**What needs to be done**
Return the listing below exactly, with the pictures dropped.

Saved entries:
----------

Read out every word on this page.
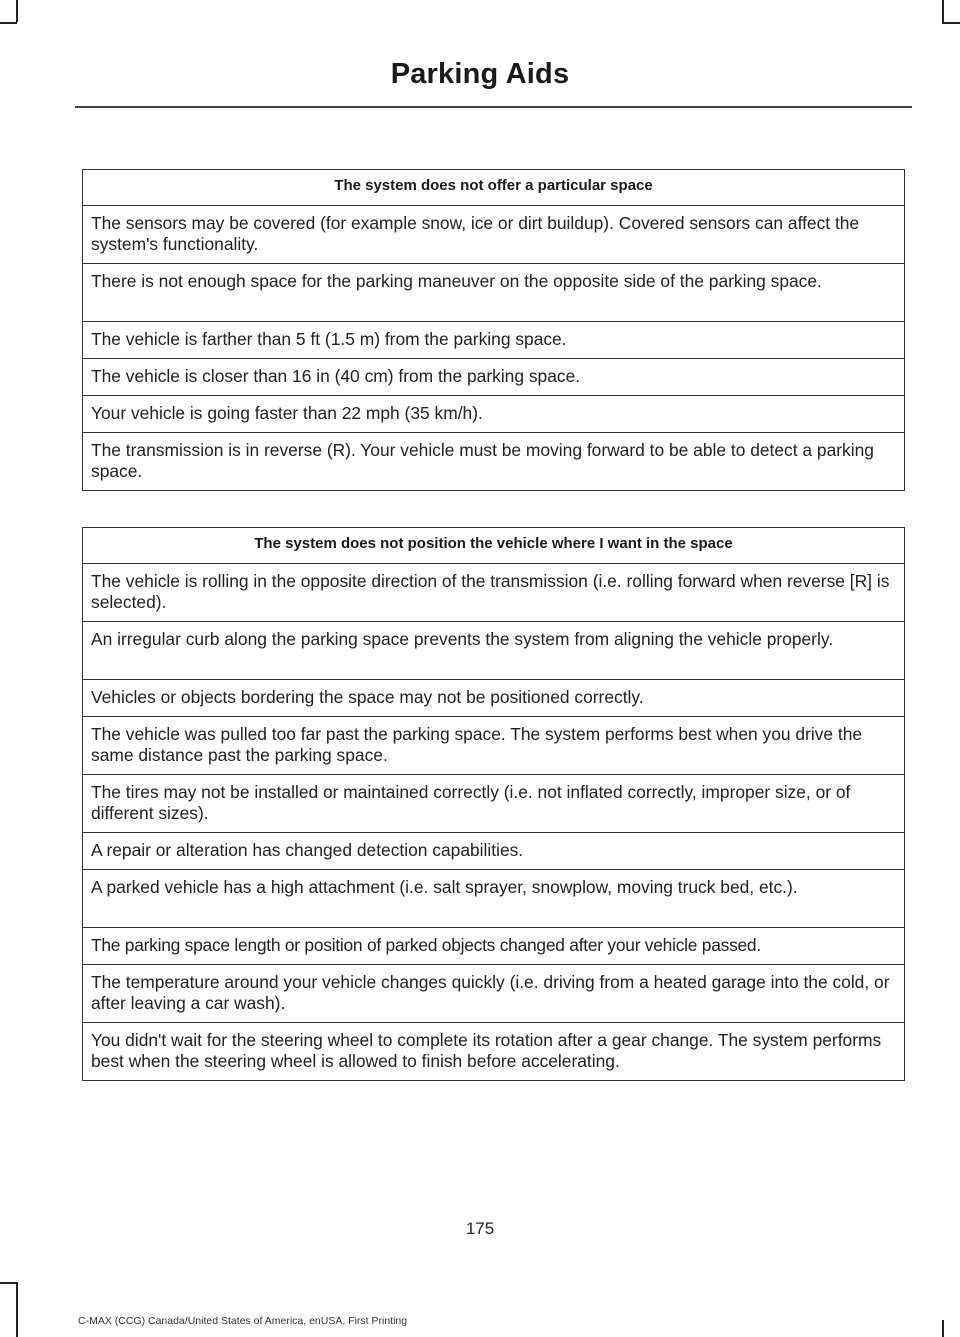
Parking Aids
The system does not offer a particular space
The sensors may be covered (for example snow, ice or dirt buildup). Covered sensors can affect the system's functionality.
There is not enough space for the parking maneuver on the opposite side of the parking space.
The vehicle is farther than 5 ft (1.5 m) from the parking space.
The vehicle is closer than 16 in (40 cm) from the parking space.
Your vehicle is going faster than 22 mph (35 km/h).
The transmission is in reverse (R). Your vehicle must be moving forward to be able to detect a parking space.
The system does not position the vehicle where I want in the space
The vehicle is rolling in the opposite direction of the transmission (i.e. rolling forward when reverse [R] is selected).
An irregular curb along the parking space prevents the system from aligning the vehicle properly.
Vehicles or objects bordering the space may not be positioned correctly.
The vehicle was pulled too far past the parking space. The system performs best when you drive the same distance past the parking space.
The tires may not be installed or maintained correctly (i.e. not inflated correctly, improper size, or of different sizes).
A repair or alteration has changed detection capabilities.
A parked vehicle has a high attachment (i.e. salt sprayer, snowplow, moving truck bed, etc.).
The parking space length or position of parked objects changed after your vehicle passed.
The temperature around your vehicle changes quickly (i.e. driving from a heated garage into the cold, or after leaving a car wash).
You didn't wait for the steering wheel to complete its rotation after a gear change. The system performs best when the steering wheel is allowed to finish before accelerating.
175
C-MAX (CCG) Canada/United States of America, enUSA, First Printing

----------

**Complete response**
Read out every word on this page.
Parking Aids
The system does not offer a particular space
The sensors may be covered (for example snow, ice or dirt buildup). Covered sensors can affect the system's functionality.
There is not enough space for the parking maneuver on the opposite side of the parking space.
The vehicle is farther than 5 ft (1.5 m) from the parking space.
The vehicle is closer than 16 in (40 cm) from the parking space.
Your vehicle is going faster than 22 mph (35 km/h).
The transmission is in reverse (R). Your vehicle must be moving forward to be able to detect a parking space.
The system does not position the vehicle where I want in the space
The vehicle is rolling in the opposite direction of the transmission (i.e. rolling forward when reverse [R] is selected).
An irregular curb along the parking space prevents the system from aligning the vehicle properly.
Vehicles or objects bordering the space may not be positioned correctly.
The vehicle was pulled too far past the parking space. The system performs best when you drive the same distance past the parking space.
The tires may not be installed or maintained correctly (i.e. not inflated correctly, improper size, or of different sizes).
A repair or alteration has changed detection capabilities.
A parked vehicle has a high attachment (i.e. salt sprayer, snowplow, moving truck bed, etc.).
The parking space length or position of parked objects changed after your vehicle passed.
The temperature around your vehicle changes quickly (i.e. driving from a heated garage into the cold, or after leaving a car wash).
You didn't wait for the steering wheel to complete its rotation after a gear change. The system performs best when the steering wheel is allowed to finish before accelerating.
175
C-MAX (CCG) Canada/United States of America, enUSA, First Printing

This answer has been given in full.